Requirement:
Copy out the following lines word for word.

Excerpted records:
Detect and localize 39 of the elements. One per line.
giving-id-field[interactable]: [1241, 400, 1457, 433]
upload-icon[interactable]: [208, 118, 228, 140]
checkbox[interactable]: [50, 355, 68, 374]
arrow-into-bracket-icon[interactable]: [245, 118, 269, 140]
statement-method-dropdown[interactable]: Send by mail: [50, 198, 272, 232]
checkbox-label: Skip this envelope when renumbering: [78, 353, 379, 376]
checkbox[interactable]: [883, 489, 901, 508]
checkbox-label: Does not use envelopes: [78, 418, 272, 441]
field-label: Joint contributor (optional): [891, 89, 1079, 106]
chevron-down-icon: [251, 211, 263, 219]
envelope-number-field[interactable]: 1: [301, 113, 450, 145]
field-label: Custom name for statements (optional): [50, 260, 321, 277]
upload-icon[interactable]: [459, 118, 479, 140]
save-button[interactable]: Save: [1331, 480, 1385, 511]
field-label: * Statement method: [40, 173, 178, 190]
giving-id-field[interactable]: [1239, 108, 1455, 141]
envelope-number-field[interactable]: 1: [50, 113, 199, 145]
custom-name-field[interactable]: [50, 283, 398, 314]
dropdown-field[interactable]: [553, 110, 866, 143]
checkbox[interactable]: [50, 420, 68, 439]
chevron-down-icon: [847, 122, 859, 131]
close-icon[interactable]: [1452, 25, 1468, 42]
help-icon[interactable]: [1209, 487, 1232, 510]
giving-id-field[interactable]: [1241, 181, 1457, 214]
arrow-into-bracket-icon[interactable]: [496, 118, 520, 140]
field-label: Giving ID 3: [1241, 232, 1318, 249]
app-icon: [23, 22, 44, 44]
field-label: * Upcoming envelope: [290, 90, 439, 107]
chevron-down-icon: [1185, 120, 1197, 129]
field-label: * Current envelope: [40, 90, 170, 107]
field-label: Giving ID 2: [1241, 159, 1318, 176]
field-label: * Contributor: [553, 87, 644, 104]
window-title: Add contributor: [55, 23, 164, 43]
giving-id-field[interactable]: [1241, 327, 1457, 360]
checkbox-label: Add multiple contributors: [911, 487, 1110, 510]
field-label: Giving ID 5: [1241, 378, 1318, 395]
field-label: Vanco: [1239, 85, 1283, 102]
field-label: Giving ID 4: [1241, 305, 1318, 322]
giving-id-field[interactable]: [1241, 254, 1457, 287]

In response:
Detect and localize 39 of the elements. One per line.
giving-id-field[interactable]: [1241, 400, 1457, 433]
upload-icon[interactable]: [208, 118, 228, 140]
checkbox[interactable]: [50, 355, 68, 374]
arrow-into-bracket-icon[interactable]: [245, 118, 269, 140]
statement-method-dropdown[interactable]: Send by mail: [50, 198, 272, 232]
checkbox-label: Skip this envelope when renumbering: [78, 353, 379, 376]
checkbox[interactable]: [883, 489, 901, 508]
checkbox-label: Does not use envelopes: [78, 418, 272, 441]
field-label: Joint contributor (optional): [891, 89, 1079, 106]
chevron-down-icon: [251, 211, 263, 219]
envelope-number-field[interactable]: 1: [301, 113, 450, 145]
field-label: Custom name for statements (optional): [50, 260, 321, 277]
upload-icon[interactable]: [459, 118, 479, 140]
save-button[interactable]: Save: [1331, 480, 1385, 511]
field-label: * Statement method: [40, 173, 178, 190]
giving-id-field[interactable]: [1239, 108, 1455, 141]
envelope-number-field[interactable]: 1: [50, 113, 199, 145]
custom-name-field[interactable]: [50, 283, 398, 314]
dropdown-field[interactable]: [553, 110, 866, 143]
checkbox[interactable]: [50, 420, 68, 439]
chevron-down-icon: [847, 122, 859, 131]
close-icon[interactable]: [1452, 25, 1468, 42]
help-icon[interactable]: [1209, 487, 1232, 510]
giving-id-field[interactable]: [1241, 181, 1457, 214]
arrow-into-bracket-icon[interactable]: [496, 118, 520, 140]
field-label: Giving ID 3: [1241, 232, 1318, 249]
app-icon: [23, 22, 44, 44]
field-label: * Upcoming envelope: [290, 90, 439, 107]
chevron-down-icon: [1185, 120, 1197, 129]
field-label: * Current envelope: [40, 90, 170, 107]
field-label: Giving ID 2: [1241, 159, 1318, 176]
field-label: * Contributor: [553, 87, 644, 104]
window-title: Add contributor: [55, 23, 164, 43]
giving-id-field[interactable]: [1241, 327, 1457, 360]
checkbox-label: Add multiple contributors: [911, 487, 1110, 510]
field-label: Giving ID 5: [1241, 378, 1318, 395]
field-label: Vanco: [1239, 85, 1283, 102]
field-label: Giving ID 4: [1241, 305, 1318, 322]
giving-id-field[interactable]: [1241, 254, 1457, 287]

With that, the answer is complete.